**PROBLEM STATEMENT:** For the word "Bestand", search the records and show each line in which it occurs.

::: DATA LISTING

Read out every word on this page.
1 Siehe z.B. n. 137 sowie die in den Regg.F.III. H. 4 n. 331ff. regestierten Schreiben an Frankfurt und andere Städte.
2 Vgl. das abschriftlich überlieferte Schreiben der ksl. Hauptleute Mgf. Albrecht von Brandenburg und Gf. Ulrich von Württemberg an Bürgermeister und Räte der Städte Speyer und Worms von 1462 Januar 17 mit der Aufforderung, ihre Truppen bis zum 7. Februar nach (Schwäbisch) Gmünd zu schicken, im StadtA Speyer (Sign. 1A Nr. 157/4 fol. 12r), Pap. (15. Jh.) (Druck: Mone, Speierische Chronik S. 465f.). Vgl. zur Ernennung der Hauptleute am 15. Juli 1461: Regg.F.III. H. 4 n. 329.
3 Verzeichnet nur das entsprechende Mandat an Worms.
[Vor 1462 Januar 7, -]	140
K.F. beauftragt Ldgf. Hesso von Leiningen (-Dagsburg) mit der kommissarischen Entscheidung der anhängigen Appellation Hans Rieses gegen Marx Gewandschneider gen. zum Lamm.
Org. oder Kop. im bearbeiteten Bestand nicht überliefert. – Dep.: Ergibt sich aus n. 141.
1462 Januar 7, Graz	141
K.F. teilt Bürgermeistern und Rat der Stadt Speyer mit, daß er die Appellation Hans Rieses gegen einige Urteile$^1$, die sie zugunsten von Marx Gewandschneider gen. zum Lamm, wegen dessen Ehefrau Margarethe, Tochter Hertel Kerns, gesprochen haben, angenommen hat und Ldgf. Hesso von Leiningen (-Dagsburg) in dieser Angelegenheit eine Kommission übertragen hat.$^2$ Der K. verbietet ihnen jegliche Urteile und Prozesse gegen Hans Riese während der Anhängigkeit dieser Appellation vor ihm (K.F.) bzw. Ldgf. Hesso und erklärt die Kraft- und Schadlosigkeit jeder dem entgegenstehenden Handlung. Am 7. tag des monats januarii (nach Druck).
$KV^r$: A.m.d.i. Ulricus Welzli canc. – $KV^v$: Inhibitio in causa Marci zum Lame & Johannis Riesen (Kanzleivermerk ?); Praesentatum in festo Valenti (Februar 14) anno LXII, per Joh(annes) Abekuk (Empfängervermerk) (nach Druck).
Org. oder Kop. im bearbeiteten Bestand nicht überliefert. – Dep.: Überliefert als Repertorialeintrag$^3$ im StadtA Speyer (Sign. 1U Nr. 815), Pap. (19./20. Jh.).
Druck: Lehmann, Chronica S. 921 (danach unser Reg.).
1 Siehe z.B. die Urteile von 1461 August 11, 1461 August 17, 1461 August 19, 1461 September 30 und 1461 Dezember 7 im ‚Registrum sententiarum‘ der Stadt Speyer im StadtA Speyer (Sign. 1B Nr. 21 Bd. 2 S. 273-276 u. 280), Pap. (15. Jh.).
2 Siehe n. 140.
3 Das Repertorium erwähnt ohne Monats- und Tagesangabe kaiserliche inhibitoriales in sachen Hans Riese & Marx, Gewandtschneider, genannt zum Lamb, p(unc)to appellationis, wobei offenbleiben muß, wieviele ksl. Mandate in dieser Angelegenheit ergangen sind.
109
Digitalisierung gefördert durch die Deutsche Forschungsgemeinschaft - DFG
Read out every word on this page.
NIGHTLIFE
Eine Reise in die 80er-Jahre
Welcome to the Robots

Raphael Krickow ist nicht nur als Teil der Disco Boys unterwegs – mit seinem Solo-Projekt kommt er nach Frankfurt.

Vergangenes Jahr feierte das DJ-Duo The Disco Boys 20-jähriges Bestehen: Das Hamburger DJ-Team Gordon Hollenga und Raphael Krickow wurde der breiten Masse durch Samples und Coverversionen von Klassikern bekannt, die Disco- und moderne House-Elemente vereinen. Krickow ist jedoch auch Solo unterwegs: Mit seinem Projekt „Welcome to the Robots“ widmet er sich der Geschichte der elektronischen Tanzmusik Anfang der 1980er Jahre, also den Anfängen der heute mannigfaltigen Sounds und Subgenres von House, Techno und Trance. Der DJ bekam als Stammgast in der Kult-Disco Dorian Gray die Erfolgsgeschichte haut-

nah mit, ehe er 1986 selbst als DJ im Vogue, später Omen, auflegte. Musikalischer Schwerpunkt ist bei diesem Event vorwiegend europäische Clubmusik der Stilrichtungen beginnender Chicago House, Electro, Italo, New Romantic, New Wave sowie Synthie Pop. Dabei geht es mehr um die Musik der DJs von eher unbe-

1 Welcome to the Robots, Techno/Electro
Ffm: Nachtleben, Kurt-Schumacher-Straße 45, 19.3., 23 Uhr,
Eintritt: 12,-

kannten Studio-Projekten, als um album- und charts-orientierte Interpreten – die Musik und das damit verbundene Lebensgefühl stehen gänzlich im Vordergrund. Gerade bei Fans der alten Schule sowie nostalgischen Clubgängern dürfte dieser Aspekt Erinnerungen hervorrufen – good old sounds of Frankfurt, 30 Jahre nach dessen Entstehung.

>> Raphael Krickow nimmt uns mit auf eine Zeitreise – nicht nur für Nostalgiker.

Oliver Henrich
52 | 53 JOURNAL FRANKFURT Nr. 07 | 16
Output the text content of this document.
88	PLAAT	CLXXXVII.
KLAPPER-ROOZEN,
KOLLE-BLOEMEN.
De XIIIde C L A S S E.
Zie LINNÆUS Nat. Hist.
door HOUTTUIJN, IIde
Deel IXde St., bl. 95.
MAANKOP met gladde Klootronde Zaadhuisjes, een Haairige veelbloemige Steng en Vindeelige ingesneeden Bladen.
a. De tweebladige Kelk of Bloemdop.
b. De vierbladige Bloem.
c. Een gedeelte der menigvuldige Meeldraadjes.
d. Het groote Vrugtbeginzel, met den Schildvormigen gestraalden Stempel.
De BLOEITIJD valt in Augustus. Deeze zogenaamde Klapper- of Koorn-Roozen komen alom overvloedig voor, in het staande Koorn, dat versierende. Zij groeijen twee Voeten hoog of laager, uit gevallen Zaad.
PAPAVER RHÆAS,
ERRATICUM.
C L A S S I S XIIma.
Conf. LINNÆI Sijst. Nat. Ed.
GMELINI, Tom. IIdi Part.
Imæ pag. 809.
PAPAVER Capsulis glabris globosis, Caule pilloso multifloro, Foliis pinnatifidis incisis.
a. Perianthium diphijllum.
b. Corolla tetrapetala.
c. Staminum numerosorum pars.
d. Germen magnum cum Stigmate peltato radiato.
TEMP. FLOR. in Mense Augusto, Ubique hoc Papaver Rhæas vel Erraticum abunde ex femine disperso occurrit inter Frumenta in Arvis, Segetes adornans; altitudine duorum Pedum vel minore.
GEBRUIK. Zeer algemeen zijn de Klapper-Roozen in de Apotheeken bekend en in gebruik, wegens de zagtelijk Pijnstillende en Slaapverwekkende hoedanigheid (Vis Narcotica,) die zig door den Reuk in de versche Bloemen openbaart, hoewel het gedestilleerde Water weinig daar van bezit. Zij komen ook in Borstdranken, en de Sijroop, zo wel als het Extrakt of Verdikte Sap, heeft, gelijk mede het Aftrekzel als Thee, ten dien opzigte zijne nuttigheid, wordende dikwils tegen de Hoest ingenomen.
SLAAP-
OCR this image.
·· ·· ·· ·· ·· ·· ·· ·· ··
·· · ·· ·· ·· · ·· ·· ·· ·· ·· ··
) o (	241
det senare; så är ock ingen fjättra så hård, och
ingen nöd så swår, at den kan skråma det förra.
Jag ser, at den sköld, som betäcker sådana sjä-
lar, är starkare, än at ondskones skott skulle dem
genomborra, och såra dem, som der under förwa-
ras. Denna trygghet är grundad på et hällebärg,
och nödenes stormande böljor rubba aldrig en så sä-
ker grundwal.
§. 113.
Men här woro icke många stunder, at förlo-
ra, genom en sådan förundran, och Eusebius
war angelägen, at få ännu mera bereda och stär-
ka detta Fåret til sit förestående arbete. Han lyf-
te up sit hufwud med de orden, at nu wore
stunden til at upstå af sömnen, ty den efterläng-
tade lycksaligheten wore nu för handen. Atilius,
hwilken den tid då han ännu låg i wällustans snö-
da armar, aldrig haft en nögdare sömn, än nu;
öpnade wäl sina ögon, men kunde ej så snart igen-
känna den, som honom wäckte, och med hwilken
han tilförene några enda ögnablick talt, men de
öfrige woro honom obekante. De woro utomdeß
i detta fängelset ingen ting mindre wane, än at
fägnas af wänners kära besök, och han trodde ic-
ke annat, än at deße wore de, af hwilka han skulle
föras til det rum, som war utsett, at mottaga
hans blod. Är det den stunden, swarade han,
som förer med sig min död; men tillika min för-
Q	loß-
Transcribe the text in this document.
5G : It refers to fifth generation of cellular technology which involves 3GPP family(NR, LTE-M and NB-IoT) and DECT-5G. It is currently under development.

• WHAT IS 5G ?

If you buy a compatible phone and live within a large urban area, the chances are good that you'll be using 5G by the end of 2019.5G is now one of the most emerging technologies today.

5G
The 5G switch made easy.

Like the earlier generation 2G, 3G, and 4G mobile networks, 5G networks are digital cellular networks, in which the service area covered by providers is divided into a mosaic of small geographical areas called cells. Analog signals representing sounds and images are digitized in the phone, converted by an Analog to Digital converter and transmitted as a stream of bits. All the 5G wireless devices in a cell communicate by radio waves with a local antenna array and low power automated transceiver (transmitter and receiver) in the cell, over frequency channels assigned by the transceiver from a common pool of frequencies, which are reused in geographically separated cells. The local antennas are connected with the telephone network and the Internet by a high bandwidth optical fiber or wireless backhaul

::::::

**ANSWER BOX:**
Org. oder Kop. im bearbeiteten Bestand nicht überliefert. – Dep.: Ergibt sich aus n. 141.
Org. oder Kop. im bearbeiteten Bestand nicht überliefert. – Dep.: Überliefert als Repertorialeintrag$^3$ im StadtA Speyer (Sign. 1U Nr. 815), Pap. (19./20. Jh.).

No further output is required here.